▸ Work to be completed
Please repeat all of the lines that follow, exactly as written.

Rows from a dataset
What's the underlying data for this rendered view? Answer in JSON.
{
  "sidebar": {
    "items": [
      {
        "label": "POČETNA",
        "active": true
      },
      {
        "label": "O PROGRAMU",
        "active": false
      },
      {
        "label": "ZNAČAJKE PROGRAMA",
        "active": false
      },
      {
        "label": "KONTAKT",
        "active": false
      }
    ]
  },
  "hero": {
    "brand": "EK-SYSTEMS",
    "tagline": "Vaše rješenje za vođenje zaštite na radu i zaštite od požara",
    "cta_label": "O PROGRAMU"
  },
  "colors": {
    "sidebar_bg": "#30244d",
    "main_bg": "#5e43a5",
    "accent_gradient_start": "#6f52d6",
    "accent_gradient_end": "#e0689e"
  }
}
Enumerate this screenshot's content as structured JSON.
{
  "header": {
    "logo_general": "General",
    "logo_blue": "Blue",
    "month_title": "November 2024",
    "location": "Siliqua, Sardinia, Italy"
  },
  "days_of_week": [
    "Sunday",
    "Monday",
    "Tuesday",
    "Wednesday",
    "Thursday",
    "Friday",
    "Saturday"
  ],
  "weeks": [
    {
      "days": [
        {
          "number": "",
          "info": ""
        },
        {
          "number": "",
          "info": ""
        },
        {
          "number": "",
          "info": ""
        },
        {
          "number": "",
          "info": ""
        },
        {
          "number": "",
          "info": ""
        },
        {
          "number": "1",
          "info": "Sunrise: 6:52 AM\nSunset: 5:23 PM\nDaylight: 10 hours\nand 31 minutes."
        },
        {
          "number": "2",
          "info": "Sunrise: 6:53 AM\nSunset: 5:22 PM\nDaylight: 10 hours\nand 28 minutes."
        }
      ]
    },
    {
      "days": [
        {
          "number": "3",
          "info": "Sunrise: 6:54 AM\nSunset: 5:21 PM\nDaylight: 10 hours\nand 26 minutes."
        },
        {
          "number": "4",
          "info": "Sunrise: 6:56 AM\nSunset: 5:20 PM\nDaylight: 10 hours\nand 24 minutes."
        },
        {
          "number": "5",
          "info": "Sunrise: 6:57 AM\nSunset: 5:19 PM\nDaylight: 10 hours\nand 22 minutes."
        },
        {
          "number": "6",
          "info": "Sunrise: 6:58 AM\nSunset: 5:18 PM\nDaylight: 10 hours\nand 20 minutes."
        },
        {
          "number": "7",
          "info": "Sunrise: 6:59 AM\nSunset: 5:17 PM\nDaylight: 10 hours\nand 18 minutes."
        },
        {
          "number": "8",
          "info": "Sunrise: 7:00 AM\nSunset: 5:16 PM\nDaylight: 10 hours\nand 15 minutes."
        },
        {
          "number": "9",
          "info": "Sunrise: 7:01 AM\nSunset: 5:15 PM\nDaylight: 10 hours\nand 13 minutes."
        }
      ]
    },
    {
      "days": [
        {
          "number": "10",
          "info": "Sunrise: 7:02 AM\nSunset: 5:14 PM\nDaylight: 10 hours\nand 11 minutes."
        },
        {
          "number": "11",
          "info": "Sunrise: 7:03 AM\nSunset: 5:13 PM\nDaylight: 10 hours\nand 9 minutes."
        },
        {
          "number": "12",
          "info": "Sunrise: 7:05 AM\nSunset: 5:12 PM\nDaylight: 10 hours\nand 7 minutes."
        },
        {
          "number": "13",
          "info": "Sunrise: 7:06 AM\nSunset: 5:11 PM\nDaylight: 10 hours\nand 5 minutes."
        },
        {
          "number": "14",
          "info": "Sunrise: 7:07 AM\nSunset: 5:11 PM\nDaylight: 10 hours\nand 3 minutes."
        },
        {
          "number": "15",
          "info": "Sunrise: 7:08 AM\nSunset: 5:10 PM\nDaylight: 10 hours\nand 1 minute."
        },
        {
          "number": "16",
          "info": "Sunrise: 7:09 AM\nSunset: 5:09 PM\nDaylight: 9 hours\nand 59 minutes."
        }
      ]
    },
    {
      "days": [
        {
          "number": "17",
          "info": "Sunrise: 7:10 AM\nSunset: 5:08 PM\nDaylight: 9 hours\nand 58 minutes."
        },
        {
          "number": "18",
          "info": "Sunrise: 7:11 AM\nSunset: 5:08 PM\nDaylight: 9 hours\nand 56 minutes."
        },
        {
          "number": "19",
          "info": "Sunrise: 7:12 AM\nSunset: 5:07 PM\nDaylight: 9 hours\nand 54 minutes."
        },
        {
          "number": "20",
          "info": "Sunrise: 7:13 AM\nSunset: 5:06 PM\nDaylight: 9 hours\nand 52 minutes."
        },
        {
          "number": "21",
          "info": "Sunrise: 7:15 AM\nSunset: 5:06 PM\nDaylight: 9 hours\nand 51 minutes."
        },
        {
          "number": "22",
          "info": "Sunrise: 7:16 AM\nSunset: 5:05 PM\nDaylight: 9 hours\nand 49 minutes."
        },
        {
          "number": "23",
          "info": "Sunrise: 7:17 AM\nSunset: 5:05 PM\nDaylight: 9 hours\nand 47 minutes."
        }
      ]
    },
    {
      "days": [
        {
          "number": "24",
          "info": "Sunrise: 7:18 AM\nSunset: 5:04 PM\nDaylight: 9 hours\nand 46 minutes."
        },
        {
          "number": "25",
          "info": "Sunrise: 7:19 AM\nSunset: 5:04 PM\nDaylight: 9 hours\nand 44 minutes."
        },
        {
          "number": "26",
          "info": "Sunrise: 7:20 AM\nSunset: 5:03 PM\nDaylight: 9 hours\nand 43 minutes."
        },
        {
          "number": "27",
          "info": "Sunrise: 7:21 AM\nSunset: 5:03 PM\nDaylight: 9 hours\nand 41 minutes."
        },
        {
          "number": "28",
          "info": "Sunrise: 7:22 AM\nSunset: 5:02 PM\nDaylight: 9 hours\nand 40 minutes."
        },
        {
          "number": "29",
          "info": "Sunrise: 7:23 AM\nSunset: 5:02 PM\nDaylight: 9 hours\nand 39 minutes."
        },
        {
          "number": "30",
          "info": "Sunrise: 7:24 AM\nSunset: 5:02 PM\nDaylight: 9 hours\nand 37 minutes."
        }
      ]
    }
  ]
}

▸ Task result
What's the underlying data for this rendered view? Answer in JSON.
{
  "sidebar": {
    "items": [
      {
        "label": "POČETNA",
        "active": true
      },
      {
        "label": "O PROGRAMU",
        "active": false
      },
      {
        "label": "ZNAČAJKE PROGRAMA",
        "active": false
      },
      {
        "label": "KONTAKT",
        "active": false
      }
    ]
  },
  "hero": {
    "brand": "EK-SYSTEMS",
    "tagline": "Vaše rješenje za vođenje zaštite na radu i zaštite od požara",
    "cta_label": "O PROGRAMU"
  },
  "colors": {
    "sidebar_bg": "#30244d",
    "main_bg": "#5e43a5",
    "accent_gradient_start": "#6f52d6",
    "accent_gradient_end": "#e0689e"
  }
}
Enumerate this screenshot's content as structured JSON.
{
  "header": {
    "logo_general": "General",
    "logo_blue": "Blue",
    "month_title": "November 2024",
    "location": "Siliqua, Sardinia, Italy"
  },
  "days_of_week": [
    "Sunday",
    "Monday",
    "Tuesday",
    "Wednesday",
    "Thursday",
    "Friday",
    "Saturday"
  ],
  "weeks": [
    {
      "days": [
        {
          "number": "",
          "info": ""
        },
        {
          "number": "",
          "info": ""
        },
        {
          "number": "",
          "info": ""
        },
        {
          "number": "",
          "info": ""
        },
        {
          "number": "",
          "info": ""
        },
        {
          "number": "1",
          "info": "Sunrise: 6:52 AM\nSunset: 5:23 PM\nDaylight: 10 hours\nand 31 minutes."
        },
        {
          "number": "2",
          "info": "Sunrise: 6:53 AM\nSunset: 5:22 PM\nDaylight: 10 hours\nand 28 minutes."
        }
      ]
    },
    {
      "days": [
        {
          "number": "3",
          "info": "Sunrise: 6:54 AM\nSunset: 5:21 PM\nDaylight: 10 hours\nand 26 minutes."
        },
        {
          "number": "4",
          "info": "Sunrise: 6:56 AM\nSunset: 5:20 PM\nDaylight: 10 hours\nand 24 minutes."
        },
        {
          "number": "5",
          "info": "Sunrise: 6:57 AM\nSunset: 5:19 PM\nDaylight: 10 hours\nand 22 minutes."
        },
        {
          "number": "6",
          "info": "Sunrise: 6:58 AM\nSunset: 5:18 PM\nDaylight: 10 hours\nand 20 minutes."
        },
        {
          "number": "7",
          "info": "Sunrise: 6:59 AM\nSunset: 5:17 PM\nDaylight: 10 hours\nand 18 minutes."
        },
        {
          "number": "8",
          "info": "Sunrise: 7:00 AM\nSunset: 5:16 PM\nDaylight: 10 hours\nand 15 minutes."
        },
        {
          "number": "9",
          "info": "Sunrise: 7:01 AM\nSunset: 5:15 PM\nDaylight: 10 hours\nand 13 minutes."
        }
      ]
    },
    {
      "days": [
        {
          "number": "10",
          "info": "Sunrise: 7:02 AM\nSunset: 5:14 PM\nDaylight: 10 hours\nand 11 minutes."
        },
        {
          "number": "11",
          "info": "Sunrise: 7:03 AM\nSunset: 5:13 PM\nDaylight: 10 hours\nand 9 minutes."
        },
        {
          "number": "12",
          "info": "Sunrise: 7:05 AM\nSunset: 5:12 PM\nDaylight: 10 hours\nand 7 minutes."
        },
        {
          "number": "13",
          "info": "Sunrise: 7:06 AM\nSunset: 5:11 PM\nDaylight: 10 hours\nand 5 minutes."
        },
        {
          "number": "14",
          "info": "Sunrise: 7:07 AM\nSunset: 5:11 PM\nDaylight: 10 hours\nand 3 minutes."
        },
        {
          "number": "15",
          "info": "Sunrise: 7:08 AM\nSunset: 5:10 PM\nDaylight: 10 hours\nand 1 minute."
        },
        {
          "number": "16",
          "info": "Sunrise: 7:09 AM\nSunset: 5:09 PM\nDaylight: 9 hours\nand 59 minutes."
        }
      ]
    },
    {
      "days": [
        {
          "number": "17",
          "info": "Sunrise: 7:10 AM\nSunset: 5:08 PM\nDaylight: 9 hours\nand 58 minutes."
        },
        {
          "number": "18",
          "info": "Sunrise: 7:11 AM\nSunset: 5:08 PM\nDaylight: 9 hours\nand 56 minutes."
        },
        {
          "number": "19",
          "info": "Sunrise: 7:12 AM\nSunset: 5:07 PM\nDaylight: 9 hours\nand 54 minutes."
        },
        {
          "number": "20",
          "info": "Sunrise: 7:13 AM\nSunset: 5:06 PM\nDaylight: 9 hours\nand 52 minutes."
        },
        {
          "number": "21",
          "info": "Sunrise: 7:15 AM\nSunset: 5:06 PM\nDaylight: 9 hours\nand 51 minutes."
        },
        {
          "number": "22",
          "info": "Sunrise: 7:16 AM\nSunset: 5:05 PM\nDaylight: 9 hours\nand 49 minutes."
        },
        {
          "number": "23",
          "info": "Sunrise: 7:17 AM\nSunset: 5:05 PM\nDaylight: 9 hours\nand 47 minutes."
        }
      ]
    },
    {
      "days": [
        {
          "number": "24",
          "info": "Sunrise: 7:18 AM\nSunset: 5:04 PM\nDaylight: 9 hours\nand 46 minutes."
        },
        {
          "number": "25",
          "info": "Sunrise: 7:19 AM\nSunset: 5:04 PM\nDaylight: 9 hours\nand 44 minutes."
        },
        {
          "number": "26",
          "info": "Sunrise: 7:20 AM\nSunset: 5:03 PM\nDaylight: 9 hours\nand 43 minutes."
        },
        {
          "number": "27",
          "info": "Sunrise: 7:21 AM\nSunset: 5:03 PM\nDaylight: 9 hours\nand 41 minutes."
        },
        {
          "number": "28",
          "info": "Sunrise: 7:22 AM\nSunset: 5:02 PM\nDaylight: 9 hours\nand 40 minutes."
        },
        {
          "number": "29",
          "info": "Sunrise: 7:23 AM\nSunset: 5:02 PM\nDaylight: 9 hours\nand 39 minutes."
        },
        {
          "number": "30",
          "info": "Sunrise: 7:24 AM\nSunset: 5:02 PM\nDaylight: 9 hours\nand 37 minutes."
        }
      ]
    }
  ]
}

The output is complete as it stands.